*What the task requires*.
Show every line where "Photoshop" occurs.

*Exercise material*.
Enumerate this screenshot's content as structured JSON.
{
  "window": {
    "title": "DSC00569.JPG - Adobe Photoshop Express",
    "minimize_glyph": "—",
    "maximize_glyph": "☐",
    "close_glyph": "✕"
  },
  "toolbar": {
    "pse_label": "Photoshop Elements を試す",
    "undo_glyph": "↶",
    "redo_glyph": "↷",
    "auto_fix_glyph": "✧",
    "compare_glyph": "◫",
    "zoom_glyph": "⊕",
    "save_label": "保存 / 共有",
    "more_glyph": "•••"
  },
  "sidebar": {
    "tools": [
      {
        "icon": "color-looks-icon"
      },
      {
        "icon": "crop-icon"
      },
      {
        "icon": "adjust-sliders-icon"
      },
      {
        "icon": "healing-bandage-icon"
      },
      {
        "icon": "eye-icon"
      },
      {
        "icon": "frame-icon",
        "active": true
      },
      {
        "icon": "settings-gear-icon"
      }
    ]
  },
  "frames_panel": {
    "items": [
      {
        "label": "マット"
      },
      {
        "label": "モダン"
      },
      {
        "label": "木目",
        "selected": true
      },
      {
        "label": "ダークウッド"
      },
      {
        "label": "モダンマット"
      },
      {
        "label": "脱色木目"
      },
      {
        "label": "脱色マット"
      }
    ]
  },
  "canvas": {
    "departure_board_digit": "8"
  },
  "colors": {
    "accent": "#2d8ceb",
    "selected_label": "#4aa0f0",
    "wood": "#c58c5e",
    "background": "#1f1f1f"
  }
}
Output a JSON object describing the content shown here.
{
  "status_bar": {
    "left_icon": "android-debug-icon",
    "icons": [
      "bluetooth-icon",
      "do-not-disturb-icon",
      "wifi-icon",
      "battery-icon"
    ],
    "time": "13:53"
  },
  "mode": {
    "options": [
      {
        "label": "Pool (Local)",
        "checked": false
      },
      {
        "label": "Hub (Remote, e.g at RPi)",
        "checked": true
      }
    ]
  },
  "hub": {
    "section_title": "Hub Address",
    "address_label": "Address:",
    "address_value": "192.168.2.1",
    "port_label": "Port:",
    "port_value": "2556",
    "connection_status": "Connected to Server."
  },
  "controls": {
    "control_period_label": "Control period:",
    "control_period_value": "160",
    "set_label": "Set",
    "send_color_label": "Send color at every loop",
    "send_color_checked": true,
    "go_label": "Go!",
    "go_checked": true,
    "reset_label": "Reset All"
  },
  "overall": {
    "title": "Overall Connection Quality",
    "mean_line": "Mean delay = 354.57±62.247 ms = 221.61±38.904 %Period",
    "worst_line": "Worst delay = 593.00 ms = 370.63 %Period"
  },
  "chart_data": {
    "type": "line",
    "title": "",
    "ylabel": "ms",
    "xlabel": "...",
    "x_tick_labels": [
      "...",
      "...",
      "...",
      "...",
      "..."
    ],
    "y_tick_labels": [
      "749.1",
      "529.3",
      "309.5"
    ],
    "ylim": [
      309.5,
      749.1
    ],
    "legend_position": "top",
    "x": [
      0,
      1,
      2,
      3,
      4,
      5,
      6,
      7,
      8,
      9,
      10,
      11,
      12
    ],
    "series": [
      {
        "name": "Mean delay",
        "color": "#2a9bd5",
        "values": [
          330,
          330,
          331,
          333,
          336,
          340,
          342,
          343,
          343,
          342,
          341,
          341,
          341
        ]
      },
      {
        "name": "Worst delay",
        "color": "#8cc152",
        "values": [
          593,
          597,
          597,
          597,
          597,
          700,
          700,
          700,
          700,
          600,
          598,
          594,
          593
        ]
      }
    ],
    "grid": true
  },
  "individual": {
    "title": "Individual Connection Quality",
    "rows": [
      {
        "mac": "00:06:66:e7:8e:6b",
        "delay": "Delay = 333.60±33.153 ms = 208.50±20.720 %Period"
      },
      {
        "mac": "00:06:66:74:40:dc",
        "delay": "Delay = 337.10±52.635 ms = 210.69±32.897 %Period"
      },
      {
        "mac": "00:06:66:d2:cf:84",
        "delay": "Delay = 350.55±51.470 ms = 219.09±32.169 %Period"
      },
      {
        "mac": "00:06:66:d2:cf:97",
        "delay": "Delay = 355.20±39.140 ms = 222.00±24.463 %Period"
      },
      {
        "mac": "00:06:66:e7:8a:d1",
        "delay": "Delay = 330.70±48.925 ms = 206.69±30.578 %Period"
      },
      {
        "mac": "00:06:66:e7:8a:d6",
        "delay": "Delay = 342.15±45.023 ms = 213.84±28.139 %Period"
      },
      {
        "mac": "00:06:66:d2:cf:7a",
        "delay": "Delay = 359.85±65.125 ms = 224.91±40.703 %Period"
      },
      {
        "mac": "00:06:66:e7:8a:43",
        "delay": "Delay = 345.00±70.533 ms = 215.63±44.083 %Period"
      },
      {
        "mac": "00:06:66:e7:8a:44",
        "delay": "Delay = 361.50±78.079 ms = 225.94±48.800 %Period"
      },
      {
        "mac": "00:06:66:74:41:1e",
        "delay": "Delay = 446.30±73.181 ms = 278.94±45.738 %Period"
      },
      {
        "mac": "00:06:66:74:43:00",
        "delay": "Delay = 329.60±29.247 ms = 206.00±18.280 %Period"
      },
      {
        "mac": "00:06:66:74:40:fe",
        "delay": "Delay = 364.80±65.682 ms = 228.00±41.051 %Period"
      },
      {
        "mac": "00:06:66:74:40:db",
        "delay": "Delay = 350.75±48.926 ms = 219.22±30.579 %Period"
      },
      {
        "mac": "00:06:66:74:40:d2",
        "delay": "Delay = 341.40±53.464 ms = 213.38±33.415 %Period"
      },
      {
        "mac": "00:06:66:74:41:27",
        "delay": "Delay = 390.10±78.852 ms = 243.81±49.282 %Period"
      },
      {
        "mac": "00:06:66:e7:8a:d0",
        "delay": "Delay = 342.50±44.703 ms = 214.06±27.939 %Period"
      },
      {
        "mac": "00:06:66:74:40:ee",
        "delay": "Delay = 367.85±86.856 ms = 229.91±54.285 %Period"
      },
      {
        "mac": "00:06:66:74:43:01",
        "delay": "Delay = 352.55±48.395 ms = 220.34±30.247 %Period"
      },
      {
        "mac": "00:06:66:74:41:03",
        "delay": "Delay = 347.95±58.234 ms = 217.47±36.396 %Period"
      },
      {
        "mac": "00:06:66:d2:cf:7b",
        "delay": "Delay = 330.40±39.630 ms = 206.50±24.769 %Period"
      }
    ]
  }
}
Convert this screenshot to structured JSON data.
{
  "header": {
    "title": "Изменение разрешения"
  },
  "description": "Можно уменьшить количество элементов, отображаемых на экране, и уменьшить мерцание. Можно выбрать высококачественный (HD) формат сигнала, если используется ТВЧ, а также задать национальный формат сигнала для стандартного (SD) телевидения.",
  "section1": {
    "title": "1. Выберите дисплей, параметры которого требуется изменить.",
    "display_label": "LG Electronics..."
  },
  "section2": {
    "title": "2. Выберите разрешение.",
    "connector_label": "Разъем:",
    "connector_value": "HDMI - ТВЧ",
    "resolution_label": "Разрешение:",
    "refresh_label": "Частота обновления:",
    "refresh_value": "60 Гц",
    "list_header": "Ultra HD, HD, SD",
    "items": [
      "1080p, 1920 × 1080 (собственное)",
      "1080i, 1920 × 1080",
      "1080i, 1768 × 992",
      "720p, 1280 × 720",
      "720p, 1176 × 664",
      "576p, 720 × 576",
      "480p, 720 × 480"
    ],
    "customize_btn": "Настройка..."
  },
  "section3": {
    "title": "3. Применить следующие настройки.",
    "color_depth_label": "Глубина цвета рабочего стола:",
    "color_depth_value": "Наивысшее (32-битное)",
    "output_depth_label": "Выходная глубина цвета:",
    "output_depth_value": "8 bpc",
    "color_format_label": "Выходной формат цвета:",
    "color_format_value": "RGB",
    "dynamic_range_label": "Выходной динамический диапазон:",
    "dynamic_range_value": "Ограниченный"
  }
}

*Result for this task*.
    "title": "DSC00569.JPG - Adobe Photoshop Express",
    "pse_label": "Photoshop Elements を試す",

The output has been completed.